- **Data to examine**:
____

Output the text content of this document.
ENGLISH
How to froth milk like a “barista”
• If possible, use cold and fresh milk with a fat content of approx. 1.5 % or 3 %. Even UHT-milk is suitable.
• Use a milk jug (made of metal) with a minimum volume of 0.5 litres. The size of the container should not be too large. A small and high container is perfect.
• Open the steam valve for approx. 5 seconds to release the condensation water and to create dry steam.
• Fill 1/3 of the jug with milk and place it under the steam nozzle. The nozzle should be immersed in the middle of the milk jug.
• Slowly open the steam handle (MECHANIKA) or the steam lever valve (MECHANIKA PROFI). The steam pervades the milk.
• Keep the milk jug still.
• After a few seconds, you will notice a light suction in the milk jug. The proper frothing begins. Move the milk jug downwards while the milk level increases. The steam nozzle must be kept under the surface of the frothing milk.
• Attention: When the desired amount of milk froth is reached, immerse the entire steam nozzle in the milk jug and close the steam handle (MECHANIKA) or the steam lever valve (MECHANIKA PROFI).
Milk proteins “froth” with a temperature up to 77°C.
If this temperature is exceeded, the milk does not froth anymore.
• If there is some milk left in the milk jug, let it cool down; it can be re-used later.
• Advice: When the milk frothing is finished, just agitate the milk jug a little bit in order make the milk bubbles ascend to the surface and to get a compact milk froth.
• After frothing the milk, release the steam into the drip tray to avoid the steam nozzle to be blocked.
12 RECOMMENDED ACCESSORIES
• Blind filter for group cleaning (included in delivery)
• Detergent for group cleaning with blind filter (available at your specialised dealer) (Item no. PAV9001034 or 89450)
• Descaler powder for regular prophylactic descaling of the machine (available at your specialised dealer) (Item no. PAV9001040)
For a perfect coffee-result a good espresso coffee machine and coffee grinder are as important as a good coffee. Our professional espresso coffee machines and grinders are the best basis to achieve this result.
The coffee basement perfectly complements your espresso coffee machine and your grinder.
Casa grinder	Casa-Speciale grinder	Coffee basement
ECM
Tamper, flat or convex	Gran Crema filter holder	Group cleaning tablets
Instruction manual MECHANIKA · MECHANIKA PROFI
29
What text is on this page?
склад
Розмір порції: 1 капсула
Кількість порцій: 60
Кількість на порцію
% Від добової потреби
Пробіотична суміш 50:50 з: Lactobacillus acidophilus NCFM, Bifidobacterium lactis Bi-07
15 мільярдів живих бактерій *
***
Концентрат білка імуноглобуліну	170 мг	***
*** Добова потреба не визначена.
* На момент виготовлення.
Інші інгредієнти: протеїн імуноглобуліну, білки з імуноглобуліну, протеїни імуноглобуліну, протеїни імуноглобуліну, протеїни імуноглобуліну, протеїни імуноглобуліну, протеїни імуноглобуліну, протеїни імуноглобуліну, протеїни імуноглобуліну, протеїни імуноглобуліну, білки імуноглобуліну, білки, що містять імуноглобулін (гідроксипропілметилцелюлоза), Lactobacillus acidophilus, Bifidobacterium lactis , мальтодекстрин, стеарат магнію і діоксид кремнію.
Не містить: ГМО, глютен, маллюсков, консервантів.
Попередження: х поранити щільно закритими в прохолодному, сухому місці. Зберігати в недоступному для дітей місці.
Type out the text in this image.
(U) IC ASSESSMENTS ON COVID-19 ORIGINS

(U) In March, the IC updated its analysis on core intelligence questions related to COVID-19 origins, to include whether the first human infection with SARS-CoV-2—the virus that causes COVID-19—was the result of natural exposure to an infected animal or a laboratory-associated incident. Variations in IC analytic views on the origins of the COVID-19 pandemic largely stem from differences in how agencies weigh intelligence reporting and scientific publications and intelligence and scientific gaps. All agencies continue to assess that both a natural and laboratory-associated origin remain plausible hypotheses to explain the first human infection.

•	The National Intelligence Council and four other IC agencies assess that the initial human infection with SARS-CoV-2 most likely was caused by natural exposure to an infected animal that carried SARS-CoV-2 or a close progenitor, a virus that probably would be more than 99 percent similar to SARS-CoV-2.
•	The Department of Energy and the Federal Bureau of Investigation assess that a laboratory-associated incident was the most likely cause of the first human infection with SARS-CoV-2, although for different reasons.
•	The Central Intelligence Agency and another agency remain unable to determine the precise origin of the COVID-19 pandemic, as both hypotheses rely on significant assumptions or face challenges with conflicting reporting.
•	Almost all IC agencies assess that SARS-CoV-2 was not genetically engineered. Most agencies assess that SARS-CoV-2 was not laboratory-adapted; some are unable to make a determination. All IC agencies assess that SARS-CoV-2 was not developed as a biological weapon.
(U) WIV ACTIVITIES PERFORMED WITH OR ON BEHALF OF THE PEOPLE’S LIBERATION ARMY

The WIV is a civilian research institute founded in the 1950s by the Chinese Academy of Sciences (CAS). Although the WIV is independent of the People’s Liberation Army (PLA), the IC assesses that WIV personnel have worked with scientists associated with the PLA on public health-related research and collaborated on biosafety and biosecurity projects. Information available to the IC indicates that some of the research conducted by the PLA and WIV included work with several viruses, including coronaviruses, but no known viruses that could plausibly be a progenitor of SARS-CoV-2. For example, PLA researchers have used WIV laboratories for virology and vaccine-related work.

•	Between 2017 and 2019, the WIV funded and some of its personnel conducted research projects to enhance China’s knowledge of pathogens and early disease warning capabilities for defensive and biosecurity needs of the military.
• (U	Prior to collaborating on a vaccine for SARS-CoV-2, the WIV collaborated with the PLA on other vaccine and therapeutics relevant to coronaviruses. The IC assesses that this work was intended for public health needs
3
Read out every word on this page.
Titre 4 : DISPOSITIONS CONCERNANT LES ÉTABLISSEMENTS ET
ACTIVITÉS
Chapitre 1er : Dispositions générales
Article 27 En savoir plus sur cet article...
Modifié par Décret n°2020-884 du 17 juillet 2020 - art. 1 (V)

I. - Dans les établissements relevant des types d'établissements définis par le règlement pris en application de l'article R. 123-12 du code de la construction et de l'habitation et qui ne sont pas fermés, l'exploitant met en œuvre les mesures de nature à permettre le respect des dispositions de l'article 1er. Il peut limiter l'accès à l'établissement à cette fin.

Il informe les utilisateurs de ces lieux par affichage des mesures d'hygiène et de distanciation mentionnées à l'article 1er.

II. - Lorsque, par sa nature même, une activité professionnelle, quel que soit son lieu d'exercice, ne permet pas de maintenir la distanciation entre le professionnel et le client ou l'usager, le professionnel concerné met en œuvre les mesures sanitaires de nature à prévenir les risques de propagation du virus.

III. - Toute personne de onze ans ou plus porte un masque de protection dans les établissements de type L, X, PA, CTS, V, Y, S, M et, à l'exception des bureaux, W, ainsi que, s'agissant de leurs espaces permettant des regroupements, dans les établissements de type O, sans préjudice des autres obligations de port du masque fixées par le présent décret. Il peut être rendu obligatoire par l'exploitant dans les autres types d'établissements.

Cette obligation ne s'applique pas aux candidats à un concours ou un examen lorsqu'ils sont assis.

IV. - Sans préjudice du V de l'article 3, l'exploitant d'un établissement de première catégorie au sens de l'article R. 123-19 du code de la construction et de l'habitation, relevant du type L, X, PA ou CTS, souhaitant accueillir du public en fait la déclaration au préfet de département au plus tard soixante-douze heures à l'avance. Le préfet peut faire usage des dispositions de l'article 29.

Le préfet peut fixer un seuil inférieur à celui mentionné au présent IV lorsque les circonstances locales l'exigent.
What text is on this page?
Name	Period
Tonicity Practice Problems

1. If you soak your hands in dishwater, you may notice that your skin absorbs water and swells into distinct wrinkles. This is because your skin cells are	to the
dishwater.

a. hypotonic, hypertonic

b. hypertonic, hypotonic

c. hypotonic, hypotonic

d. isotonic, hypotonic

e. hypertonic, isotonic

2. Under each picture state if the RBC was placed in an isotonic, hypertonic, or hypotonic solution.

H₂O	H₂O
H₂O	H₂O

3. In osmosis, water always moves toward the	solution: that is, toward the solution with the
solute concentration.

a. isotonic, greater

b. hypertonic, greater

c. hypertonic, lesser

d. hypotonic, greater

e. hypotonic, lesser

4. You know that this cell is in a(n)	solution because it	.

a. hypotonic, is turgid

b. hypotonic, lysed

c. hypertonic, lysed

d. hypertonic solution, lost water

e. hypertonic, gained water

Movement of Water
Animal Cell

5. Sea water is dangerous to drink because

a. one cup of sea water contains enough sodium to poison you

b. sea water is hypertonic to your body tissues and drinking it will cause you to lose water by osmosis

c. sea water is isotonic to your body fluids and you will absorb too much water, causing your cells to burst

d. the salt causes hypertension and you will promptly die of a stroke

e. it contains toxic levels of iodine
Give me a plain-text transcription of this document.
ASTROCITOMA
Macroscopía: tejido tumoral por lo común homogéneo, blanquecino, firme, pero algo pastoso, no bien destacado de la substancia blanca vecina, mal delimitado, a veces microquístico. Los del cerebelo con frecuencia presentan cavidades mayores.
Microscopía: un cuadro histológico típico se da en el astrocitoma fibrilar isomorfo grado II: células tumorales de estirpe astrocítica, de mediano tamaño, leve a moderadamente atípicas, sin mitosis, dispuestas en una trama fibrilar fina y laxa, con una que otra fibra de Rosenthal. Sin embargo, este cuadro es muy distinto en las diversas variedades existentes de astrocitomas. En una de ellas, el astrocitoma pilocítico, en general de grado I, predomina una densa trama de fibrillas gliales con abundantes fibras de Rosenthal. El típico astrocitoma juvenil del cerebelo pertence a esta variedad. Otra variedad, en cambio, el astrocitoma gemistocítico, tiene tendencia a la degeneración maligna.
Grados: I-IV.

____

- **Description of the task**: Show the lines of the entries that include the string "notice", copying each in full.

- **Exercise output**:
• After a few seconds, you will notice a light suction in the milk jug. The proper frothing begins. Move the milk jug downwards while the milk level increases. The steam nozzle must be kept under the surface of the frothing milk.
1. If you soak your hands in dishwater, you may notice that your skin absorbs water and swells into distinct wrinkles. This is because your skin cells are	to the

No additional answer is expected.